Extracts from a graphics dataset

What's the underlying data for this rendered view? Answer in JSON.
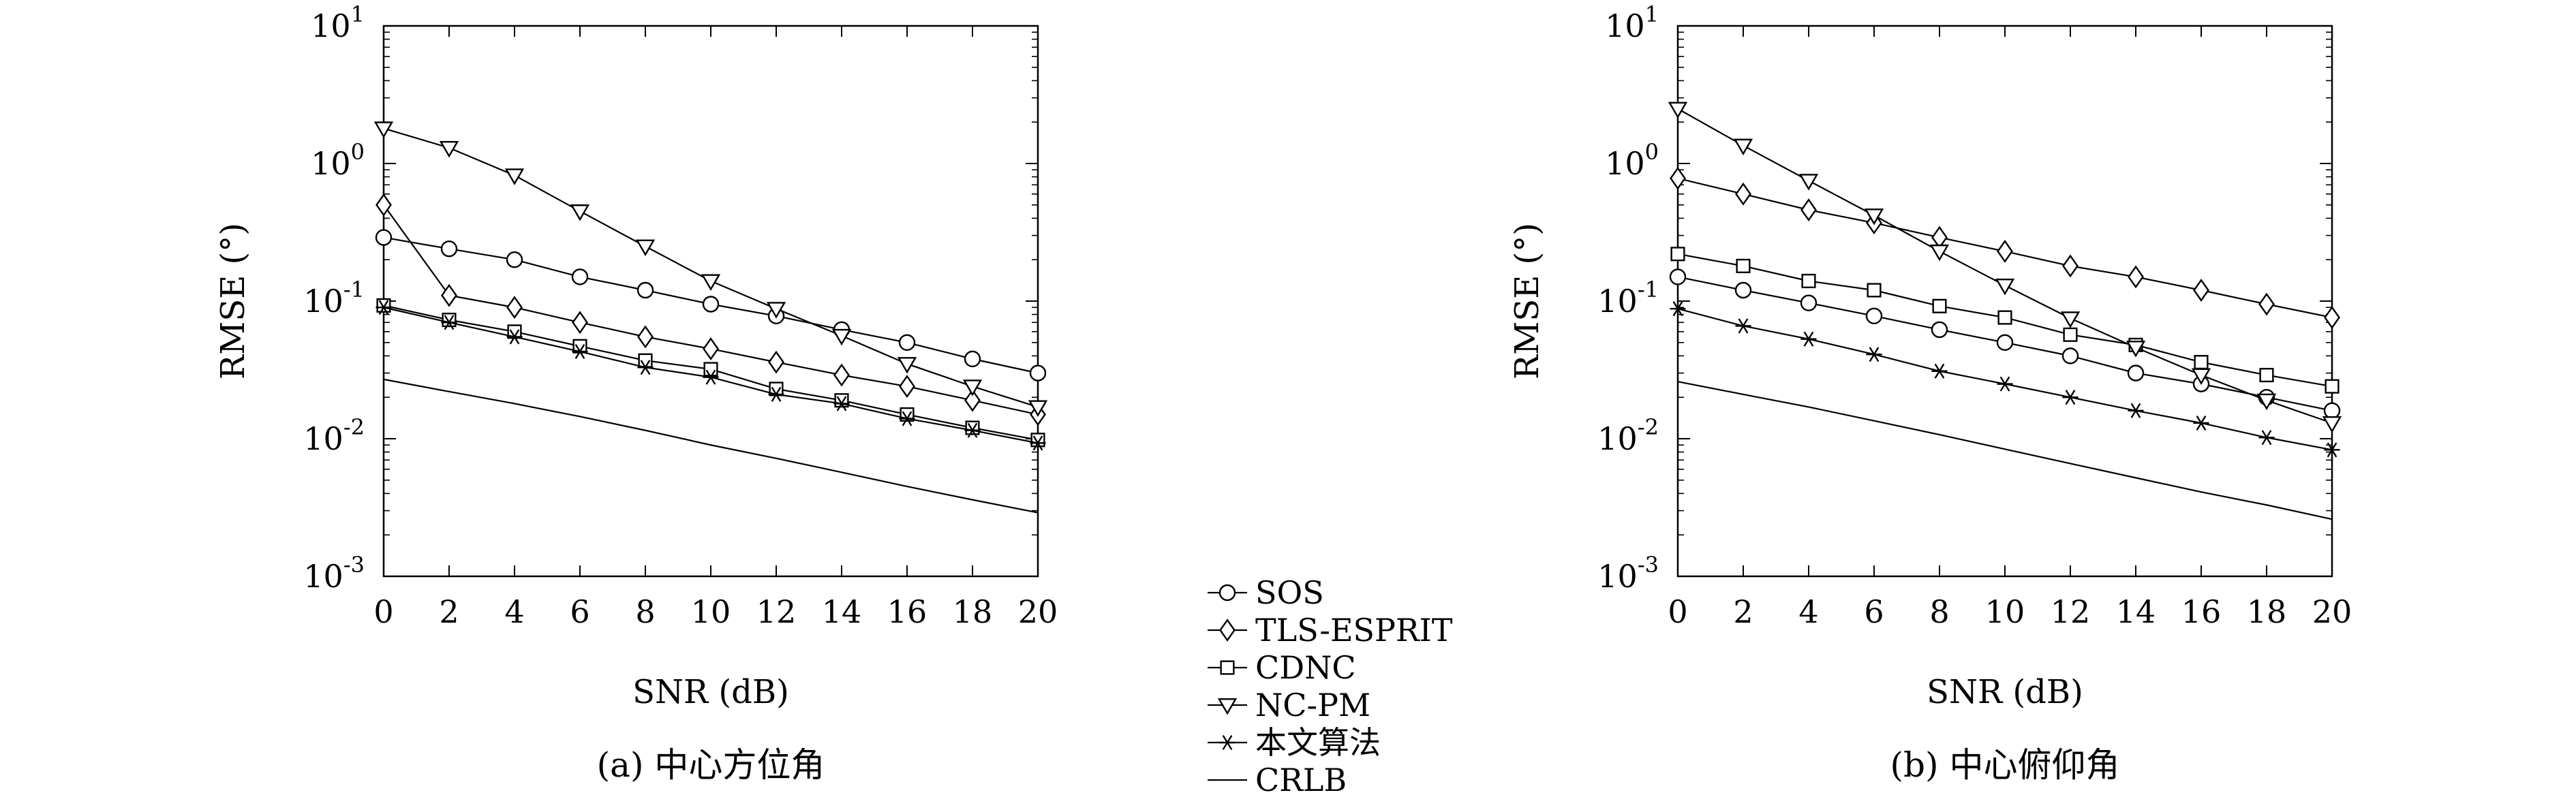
{
  "chart_data": [
    {
      "type": "line",
      "caption": "(a) 中心方位角",
      "xlabel": "SNR (dB)",
      "ylabel": "RMSE (°)",
      "x": [
        0,
        2,
        4,
        6,
        8,
        10,
        12,
        14,
        16,
        18,
        20
      ],
      "xlim": [
        0,
        20
      ],
      "ylim": [
        0.001,
        10
      ],
      "yscale": "log",
      "grid": false,
      "series": [
        {
          "name": "SOS",
          "marker": "circle",
          "values": [
            0.29,
            0.24,
            0.2,
            0.15,
            0.12,
            0.095,
            0.078,
            0.062,
            0.05,
            0.038,
            0.03
          ]
        },
        {
          "name": "TLS-ESPRIT",
          "marker": "diamond",
          "values": [
            0.5,
            0.11,
            0.09,
            0.07,
            0.055,
            0.045,
            0.036,
            0.029,
            0.024,
            0.019,
            0.015
          ]
        },
        {
          "name": "CDNC",
          "marker": "square",
          "values": [
            0.093,
            0.073,
            0.06,
            0.047,
            0.037,
            0.032,
            0.023,
            0.019,
            0.015,
            0.012,
            0.0098
          ]
        },
        {
          "name": "NC-PM",
          "marker": "triangle-down",
          "values": [
            1.8,
            1.3,
            0.82,
            0.45,
            0.25,
            0.14,
            0.088,
            0.056,
            0.035,
            0.024,
            0.017
          ]
        },
        {
          "name": "本文算法",
          "marker": "asterisk",
          "values": [
            0.09,
            0.07,
            0.055,
            0.043,
            0.033,
            0.028,
            0.021,
            0.018,
            0.014,
            0.0115,
            0.0093
          ]
        },
        {
          "name": "CRLB",
          "marker": "none",
          "values": [
            0.027,
            0.022,
            0.018,
            0.0145,
            0.0115,
            0.009,
            0.0072,
            0.0057,
            0.0045,
            0.0036,
            0.0029
          ]
        }
      ]
    },
    {
      "type": "line",
      "caption": "(b) 中心俯仰角",
      "xlabel": "SNR (dB)",
      "ylabel": "RMSE (°)",
      "x": [
        0,
        2,
        4,
        6,
        8,
        10,
        12,
        14,
        16,
        18,
        20
      ],
      "xlim": [
        0,
        20
      ],
      "ylim": [
        0.001,
        10
      ],
      "yscale": "log",
      "grid": false,
      "series": [
        {
          "name": "SOS",
          "marker": "circle",
          "values": [
            0.15,
            0.12,
            0.097,
            0.078,
            0.062,
            0.05,
            0.04,
            0.03,
            0.025,
            0.02,
            0.016
          ]
        },
        {
          "name": "TLS-ESPRIT",
          "marker": "diamond",
          "values": [
            0.78,
            0.6,
            0.46,
            0.37,
            0.29,
            0.23,
            0.18,
            0.15,
            0.12,
            0.095,
            0.076
          ]
        },
        {
          "name": "CDNC",
          "marker": "square",
          "values": [
            0.22,
            0.18,
            0.14,
            0.12,
            0.092,
            0.076,
            0.057,
            0.048,
            0.036,
            0.029,
            0.024
          ]
        },
        {
          "name": "NC-PM",
          "marker": "triangle-down",
          "values": [
            2.5,
            1.35,
            0.75,
            0.42,
            0.23,
            0.13,
            0.075,
            0.046,
            0.029,
            0.019,
            0.013
          ]
        },
        {
          "name": "本文算法",
          "marker": "asterisk",
          "values": [
            0.088,
            0.066,
            0.053,
            0.041,
            0.031,
            0.025,
            0.02,
            0.016,
            0.013,
            0.0102,
            0.0083
          ]
        },
        {
          "name": "CRLB",
          "marker": "none",
          "values": [
            0.026,
            0.021,
            0.017,
            0.0135,
            0.0107,
            0.0084,
            0.0066,
            0.0052,
            0.0041,
            0.0033,
            0.0026
          ]
        }
      ]
    }
  ],
  "xticks": [
    "0",
    "2",
    "4",
    "6",
    "8",
    "10",
    "12",
    "14",
    "16",
    "18",
    "20"
  ],
  "yticks": [
    {
      "base": "10",
      "exp": "-3"
    },
    {
      "base": "10",
      "exp": "-2"
    },
    {
      "base": "10",
      "exp": "-1"
    },
    {
      "base": "10",
      "exp": "0"
    },
    {
      "base": "10",
      "exp": "1"
    }
  ],
  "legend": {
    "placement": "between panels, bottom",
    "entries": [
      "SOS",
      "TLS-ESPRIT",
      "CDNC",
      "NC-PM",
      "本文算法",
      "CRLB"
    ]
  }
}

Written task:
Leave out the pictures and print every line of the data exactly.

Finished task:
What's the underlying data for this rendered view? Answer in JSON.
{
  "chart_data": [
    {
      "type": "line",
      "caption": "(a) 中心方位角",
      "xlabel": "SNR (dB)",
      "ylabel": "RMSE (°)",
      "x": [
        0,
        2,
        4,
        6,
        8,
        10,
        12,
        14,
        16,
        18,
        20
      ],
      "xlim": [
        0,
        20
      ],
      "ylim": [
        0.001,
        10
      ],
      "yscale": "log",
      "grid": false,
      "series": [
        {
          "name": "SOS",
          "marker": "circle",
          "values": [
            0.29,
            0.24,
            0.2,
            0.15,
            0.12,
            0.095,
            0.078,
            0.062,
            0.05,
            0.038,
            0.03
          ]
        },
        {
          "name": "TLS-ESPRIT",
          "marker": "diamond",
          "values": [
            0.5,
            0.11,
            0.09,
            0.07,
            0.055,
            0.045,
            0.036,
            0.029,
            0.024,
            0.019,
            0.015
          ]
        },
        {
          "name": "CDNC",
          "marker": "square",
          "values": [
            0.093,
            0.073,
            0.06,
            0.047,
            0.037,
            0.032,
            0.023,
            0.019,
            0.015,
            0.012,
            0.0098
          ]
        },
        {
          "name": "NC-PM",
          "marker": "triangle-down",
          "values": [
            1.8,
            1.3,
            0.82,
            0.45,
            0.25,
            0.14,
            0.088,
            0.056,
            0.035,
            0.024,
            0.017
          ]
        },
        {
          "name": "本文算法",
          "marker": "asterisk",
          "values": [
            0.09,
            0.07,
            0.055,
            0.043,
            0.033,
            0.028,
            0.021,
            0.018,
            0.014,
            0.0115,
            0.0093
          ]
        },
        {
          "name": "CRLB",
          "marker": "none",
          "values": [
            0.027,
            0.022,
            0.018,
            0.0145,
            0.0115,
            0.009,
            0.0072,
            0.0057,
            0.0045,
            0.0036,
            0.0029
          ]
        }
      ]
    },
    {
      "type": "line",
      "caption": "(b) 中心俯仰角",
      "xlabel": "SNR (dB)",
      "ylabel": "RMSE (°)",
      "x": [
        0,
        2,
        4,
        6,
        8,
        10,
        12,
        14,
        16,
        18,
        20
      ],
      "xlim": [
        0,
        20
      ],
      "ylim": [
        0.001,
        10
      ],
      "yscale": "log",
      "grid": false,
      "series": [
        {
          "name": "SOS",
          "marker": "circle",
          "values": [
            0.15,
            0.12,
            0.097,
            0.078,
            0.062,
            0.05,
            0.04,
            0.03,
            0.025,
            0.02,
            0.016
          ]
        },
        {
          "name": "TLS-ESPRIT",
          "marker": "diamond",
          "values": [
            0.78,
            0.6,
            0.46,
            0.37,
            0.29,
            0.23,
            0.18,
            0.15,
            0.12,
            0.095,
            0.076
          ]
        },
        {
          "name": "CDNC",
          "marker": "square",
          "values": [
            0.22,
            0.18,
            0.14,
            0.12,
            0.092,
            0.076,
            0.057,
            0.048,
            0.036,
            0.029,
            0.024
          ]
        },
        {
          "name": "NC-PM",
          "marker": "triangle-down",
          "values": [
            2.5,
            1.35,
            0.75,
            0.42,
            0.23,
            0.13,
            0.075,
            0.046,
            0.029,
            0.019,
            0.013
          ]
        },
        {
          "name": "本文算法",
          "marker": "asterisk",
          "values": [
            0.088,
            0.066,
            0.053,
            0.041,
            0.031,
            0.025,
            0.02,
            0.016,
            0.013,
            0.0102,
            0.0083
          ]
        },
        {
          "name": "CRLB",
          "marker": "none",
          "values": [
            0.026,
            0.021,
            0.017,
            0.0135,
            0.0107,
            0.0084,
            0.0066,
            0.0052,
            0.0041,
            0.0033,
            0.0026
          ]
        }
      ]
    }
  ],
  "xticks": [
    "0",
    "2",
    "4",
    "6",
    "8",
    "10",
    "12",
    "14",
    "16",
    "18",
    "20"
  ],
  "yticks": [
    {
      "base": "10",
      "exp": "-3"
    },
    {
      "base": "10",
      "exp": "-2"
    },
    {
      "base": "10",
      "exp": "-1"
    },
    {
      "base": "10",
      "exp": "0"
    },
    {
      "base": "10",
      "exp": "1"
    }
  ],
  "legend": {
    "placement": "between panels, bottom",
    "entries": [
      "SOS",
      "TLS-ESPRIT",
      "CDNC",
      "NC-PM",
      "本文算法",
      "CRLB"
    ]
  }
}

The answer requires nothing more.